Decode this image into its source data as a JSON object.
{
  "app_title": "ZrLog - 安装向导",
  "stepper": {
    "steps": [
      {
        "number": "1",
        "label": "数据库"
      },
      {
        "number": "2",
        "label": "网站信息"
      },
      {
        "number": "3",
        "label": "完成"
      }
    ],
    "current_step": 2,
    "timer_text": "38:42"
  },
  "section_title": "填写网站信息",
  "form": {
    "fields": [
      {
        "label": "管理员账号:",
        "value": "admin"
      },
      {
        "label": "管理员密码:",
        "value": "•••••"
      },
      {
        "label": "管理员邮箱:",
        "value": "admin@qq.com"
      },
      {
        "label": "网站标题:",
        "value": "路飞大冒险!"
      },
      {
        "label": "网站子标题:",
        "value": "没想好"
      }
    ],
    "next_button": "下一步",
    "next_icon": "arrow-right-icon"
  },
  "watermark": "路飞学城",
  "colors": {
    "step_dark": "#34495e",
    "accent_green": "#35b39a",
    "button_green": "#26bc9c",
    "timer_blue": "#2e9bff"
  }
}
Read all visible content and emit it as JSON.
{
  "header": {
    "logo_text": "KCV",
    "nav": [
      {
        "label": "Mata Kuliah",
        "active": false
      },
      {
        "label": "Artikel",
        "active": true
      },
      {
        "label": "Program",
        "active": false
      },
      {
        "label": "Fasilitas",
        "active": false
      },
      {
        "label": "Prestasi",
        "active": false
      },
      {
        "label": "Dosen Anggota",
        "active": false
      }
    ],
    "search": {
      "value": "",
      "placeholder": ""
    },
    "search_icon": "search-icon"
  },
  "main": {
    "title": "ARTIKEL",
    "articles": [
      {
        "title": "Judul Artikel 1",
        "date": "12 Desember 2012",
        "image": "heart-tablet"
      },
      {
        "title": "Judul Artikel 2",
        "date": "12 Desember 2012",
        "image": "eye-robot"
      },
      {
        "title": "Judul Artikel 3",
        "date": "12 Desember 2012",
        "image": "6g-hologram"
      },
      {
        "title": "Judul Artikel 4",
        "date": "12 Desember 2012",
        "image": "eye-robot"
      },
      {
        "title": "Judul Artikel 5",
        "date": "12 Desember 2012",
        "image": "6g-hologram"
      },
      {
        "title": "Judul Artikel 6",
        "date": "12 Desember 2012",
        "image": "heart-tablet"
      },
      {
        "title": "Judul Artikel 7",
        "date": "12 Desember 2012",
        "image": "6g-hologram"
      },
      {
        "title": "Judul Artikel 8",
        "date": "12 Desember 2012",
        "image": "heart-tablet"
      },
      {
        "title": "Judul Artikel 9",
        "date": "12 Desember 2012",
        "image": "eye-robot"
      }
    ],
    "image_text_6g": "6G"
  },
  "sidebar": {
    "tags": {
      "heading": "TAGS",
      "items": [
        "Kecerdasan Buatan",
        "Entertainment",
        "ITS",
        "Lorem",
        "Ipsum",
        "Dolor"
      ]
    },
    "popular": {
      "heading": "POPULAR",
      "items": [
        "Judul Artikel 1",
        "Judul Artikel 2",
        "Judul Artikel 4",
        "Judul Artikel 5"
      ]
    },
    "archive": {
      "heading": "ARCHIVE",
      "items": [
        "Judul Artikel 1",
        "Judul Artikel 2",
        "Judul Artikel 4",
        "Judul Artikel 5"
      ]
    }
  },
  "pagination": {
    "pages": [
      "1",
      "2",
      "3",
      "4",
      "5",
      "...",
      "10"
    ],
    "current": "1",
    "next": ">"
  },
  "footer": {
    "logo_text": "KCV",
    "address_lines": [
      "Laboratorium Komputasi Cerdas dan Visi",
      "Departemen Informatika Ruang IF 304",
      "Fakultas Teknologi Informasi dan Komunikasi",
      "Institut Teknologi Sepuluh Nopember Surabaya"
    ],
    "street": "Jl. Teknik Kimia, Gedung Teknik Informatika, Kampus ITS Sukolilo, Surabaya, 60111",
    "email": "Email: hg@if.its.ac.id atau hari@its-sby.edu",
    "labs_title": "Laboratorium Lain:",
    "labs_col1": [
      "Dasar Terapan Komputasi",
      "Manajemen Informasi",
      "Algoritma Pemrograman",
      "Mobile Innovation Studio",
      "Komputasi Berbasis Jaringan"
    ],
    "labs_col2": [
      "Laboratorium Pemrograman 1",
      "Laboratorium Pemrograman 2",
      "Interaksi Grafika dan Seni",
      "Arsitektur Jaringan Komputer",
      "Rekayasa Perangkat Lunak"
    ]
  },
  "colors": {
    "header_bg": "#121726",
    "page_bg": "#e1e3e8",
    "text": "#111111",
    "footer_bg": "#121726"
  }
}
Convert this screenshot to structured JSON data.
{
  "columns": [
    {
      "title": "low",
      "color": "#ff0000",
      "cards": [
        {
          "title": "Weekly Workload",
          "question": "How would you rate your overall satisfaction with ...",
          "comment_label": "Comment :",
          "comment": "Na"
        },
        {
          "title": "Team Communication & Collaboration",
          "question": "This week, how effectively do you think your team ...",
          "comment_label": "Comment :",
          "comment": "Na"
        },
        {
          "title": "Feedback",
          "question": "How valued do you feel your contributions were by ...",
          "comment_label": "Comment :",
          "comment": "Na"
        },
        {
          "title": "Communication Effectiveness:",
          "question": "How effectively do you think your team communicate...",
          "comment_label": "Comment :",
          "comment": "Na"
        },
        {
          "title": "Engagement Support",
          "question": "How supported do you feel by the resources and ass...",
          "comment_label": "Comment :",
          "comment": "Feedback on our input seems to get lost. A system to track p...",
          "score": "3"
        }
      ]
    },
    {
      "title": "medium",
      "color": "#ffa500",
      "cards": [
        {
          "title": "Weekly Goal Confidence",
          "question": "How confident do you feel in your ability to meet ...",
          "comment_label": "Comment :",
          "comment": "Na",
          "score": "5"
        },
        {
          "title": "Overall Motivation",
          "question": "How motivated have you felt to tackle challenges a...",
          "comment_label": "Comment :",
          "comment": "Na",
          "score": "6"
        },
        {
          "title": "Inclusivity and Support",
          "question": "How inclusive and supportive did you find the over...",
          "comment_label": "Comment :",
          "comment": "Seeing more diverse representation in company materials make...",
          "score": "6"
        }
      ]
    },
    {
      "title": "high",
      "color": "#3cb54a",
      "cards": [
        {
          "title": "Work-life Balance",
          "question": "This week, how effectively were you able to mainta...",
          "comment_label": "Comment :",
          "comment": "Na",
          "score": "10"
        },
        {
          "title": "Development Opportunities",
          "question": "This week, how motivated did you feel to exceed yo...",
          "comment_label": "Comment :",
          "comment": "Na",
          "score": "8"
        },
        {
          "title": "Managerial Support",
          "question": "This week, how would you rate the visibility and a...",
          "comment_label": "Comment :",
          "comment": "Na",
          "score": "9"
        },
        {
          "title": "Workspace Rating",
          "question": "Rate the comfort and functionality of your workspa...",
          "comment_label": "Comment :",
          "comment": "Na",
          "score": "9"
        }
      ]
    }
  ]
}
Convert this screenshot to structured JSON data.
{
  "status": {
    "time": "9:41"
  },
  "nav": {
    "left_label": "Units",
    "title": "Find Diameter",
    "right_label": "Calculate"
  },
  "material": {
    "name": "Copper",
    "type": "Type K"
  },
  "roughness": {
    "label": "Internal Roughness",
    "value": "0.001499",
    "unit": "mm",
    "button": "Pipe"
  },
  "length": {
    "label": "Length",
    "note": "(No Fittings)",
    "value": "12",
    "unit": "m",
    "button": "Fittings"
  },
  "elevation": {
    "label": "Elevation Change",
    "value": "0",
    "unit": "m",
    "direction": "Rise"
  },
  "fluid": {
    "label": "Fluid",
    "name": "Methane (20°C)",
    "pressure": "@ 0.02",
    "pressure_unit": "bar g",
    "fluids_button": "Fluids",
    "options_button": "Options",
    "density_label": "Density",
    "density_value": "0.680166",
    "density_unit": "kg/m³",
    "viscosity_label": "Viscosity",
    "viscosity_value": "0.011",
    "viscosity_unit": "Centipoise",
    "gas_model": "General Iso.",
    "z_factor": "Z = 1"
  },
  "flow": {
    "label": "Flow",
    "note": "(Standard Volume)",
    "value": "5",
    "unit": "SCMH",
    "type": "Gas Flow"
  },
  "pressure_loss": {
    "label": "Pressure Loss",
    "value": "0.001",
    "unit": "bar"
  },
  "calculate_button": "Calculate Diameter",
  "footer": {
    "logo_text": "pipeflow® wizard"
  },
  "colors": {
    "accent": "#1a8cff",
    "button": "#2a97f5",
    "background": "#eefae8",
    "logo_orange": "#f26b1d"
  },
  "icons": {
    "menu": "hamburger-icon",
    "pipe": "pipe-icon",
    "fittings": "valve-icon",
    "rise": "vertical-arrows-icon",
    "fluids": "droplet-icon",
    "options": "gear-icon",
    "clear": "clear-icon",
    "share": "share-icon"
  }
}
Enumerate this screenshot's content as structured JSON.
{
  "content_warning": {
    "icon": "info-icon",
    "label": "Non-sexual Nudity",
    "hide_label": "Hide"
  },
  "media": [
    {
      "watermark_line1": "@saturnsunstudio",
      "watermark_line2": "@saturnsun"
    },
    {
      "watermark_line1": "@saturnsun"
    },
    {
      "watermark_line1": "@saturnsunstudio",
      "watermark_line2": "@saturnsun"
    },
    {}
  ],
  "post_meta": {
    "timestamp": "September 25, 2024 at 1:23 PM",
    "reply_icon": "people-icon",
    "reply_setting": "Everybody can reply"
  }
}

■ Problem details:
Copy each line of the preceding data that contains the string "Weekly".

■ Response for this exercise:
          "title": "Weekly Workload",
          "title": "Weekly Goal Confidence",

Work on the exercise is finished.